* Stated task *
Take every line from the material that has the word "Tĩnh" in it.

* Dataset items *

- - - -

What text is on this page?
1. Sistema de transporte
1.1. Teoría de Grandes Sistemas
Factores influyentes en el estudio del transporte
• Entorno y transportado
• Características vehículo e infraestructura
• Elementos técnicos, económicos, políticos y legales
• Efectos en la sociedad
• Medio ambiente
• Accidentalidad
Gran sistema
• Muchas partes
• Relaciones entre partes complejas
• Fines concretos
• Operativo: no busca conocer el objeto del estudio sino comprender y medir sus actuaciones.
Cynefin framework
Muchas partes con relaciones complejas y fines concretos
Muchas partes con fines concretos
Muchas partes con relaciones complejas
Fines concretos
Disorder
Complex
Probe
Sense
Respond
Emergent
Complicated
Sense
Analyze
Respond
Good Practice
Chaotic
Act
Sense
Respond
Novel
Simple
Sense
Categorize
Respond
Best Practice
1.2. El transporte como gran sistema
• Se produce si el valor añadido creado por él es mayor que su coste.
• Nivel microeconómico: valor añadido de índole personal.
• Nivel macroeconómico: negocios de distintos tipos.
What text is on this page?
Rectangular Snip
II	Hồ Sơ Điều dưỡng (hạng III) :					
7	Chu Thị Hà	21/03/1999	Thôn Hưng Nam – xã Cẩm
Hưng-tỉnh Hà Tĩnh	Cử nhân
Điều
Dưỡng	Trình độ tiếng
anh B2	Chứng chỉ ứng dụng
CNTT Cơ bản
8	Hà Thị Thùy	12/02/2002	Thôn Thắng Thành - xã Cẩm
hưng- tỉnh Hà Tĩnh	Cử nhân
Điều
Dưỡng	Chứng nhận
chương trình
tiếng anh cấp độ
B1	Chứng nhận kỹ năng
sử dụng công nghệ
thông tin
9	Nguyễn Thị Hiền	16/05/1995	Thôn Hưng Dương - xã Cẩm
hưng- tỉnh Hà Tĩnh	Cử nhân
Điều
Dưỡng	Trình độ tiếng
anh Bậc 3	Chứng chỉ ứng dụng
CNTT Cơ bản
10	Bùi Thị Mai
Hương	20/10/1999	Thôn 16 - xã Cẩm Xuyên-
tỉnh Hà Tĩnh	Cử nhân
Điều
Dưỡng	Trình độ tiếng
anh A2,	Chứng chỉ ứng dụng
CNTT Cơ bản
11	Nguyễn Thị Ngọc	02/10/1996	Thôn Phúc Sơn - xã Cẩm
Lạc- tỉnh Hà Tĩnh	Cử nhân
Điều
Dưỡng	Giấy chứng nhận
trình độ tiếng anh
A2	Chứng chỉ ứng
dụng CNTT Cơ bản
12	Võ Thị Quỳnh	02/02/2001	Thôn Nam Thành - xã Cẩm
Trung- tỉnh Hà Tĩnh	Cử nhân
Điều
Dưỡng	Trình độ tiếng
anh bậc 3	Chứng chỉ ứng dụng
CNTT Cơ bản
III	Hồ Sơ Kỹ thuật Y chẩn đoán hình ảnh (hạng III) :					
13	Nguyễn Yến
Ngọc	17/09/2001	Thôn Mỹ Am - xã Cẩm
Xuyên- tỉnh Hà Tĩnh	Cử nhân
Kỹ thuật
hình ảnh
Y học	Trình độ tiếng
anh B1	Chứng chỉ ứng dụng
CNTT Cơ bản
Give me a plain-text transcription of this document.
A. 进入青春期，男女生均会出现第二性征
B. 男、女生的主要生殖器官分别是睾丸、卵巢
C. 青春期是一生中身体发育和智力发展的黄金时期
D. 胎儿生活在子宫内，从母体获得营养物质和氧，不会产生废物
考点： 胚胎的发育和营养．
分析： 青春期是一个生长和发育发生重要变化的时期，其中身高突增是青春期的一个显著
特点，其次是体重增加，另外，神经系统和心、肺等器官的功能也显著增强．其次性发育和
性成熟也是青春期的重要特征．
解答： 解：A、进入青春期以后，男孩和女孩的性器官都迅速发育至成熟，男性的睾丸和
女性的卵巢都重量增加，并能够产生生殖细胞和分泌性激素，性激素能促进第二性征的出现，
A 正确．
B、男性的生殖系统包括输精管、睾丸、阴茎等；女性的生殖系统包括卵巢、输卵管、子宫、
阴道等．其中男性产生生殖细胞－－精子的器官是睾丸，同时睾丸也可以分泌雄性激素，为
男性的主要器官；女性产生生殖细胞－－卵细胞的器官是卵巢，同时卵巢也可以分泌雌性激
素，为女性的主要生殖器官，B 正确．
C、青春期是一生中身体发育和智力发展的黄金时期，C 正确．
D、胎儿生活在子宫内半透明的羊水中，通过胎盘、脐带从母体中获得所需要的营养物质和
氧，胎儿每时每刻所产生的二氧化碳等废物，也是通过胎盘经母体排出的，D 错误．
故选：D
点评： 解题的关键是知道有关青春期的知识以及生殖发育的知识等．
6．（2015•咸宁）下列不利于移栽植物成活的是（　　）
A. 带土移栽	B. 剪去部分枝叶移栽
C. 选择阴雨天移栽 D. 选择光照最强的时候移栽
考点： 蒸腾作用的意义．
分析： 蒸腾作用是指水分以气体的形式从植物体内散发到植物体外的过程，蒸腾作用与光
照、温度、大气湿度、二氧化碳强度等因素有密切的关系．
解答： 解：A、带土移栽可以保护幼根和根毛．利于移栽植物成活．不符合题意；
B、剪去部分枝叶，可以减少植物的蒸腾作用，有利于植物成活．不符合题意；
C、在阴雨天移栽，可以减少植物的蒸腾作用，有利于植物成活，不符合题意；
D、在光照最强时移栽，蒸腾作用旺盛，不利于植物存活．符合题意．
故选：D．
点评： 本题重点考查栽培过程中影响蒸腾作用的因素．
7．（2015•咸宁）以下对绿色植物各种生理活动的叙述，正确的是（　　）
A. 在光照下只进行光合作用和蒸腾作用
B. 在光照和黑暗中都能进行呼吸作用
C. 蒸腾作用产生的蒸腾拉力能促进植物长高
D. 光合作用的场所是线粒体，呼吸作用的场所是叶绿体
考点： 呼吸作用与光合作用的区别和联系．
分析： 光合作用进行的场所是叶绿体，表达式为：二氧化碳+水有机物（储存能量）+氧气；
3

- - - -

* Result *
Hưng-tỉnh Hà Tĩnh	Cử nhân
hưng- tỉnh Hà Tĩnh	Cử nhân
hưng- tỉnh Hà Tĩnh	Cử nhân
tỉnh Hà Tĩnh	Cử nhân
Lạc- tỉnh Hà Tĩnh	Cử nhân
Trung- tỉnh Hà Tĩnh	Cử nhân
Xuyên- tỉnh Hà Tĩnh	Cử nhân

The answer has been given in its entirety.